#### Task directions:
Without including any images, repeat the data exactly.

[Excerpts from a figure dataset]
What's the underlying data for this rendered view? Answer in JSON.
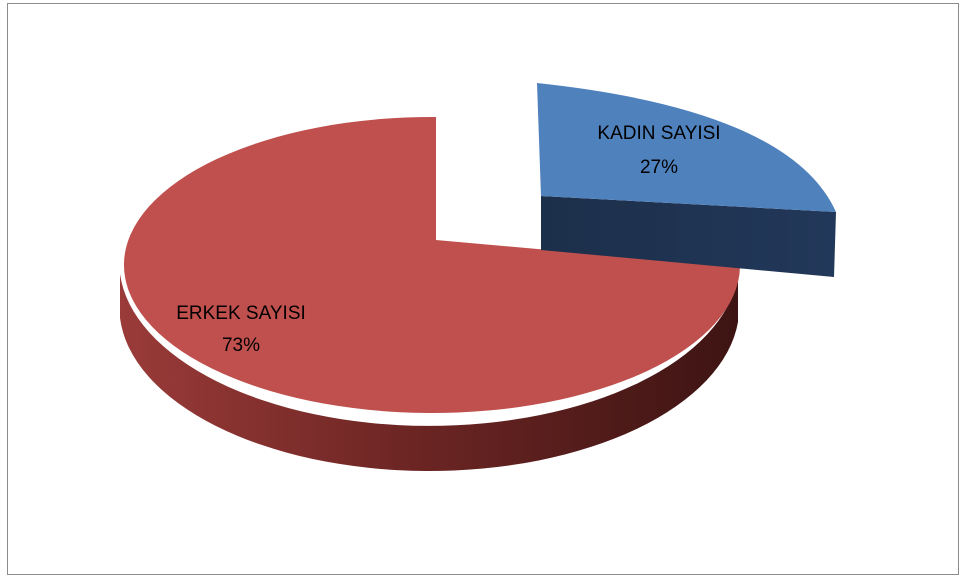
{
  "chart_data": {
    "type": "pie",
    "title": "",
    "legend": "none",
    "slices": [
      {
        "label": "KADIN SAYISI",
        "value": 27,
        "value_text": "27%",
        "color": "#4f81bd",
        "side_color": "#1f3450"
      },
      {
        "label": "ERKEK SAYISI",
        "value": 73,
        "value_text": "73%",
        "color": "#c0504d",
        "side_color": "#8a3432"
      }
    ]
  }
}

#### Solution to this exercise:
What's the underlying data for this rendered view? Answer in JSON.
{
  "chart_data": {
    "type": "pie",
    "title": "",
    "legend": "none",
    "slices": [
      {
        "label": "KADIN SAYISI",
        "value": 27,
        "value_text": "27%",
        "color": "#4f81bd",
        "side_color": "#1f3450"
      },
      {
        "label": "ERKEK SAYISI",
        "value": 73,
        "value_text": "73%",
        "color": "#c0504d",
        "side_color": "#8a3432"
      }
    ]
  }
}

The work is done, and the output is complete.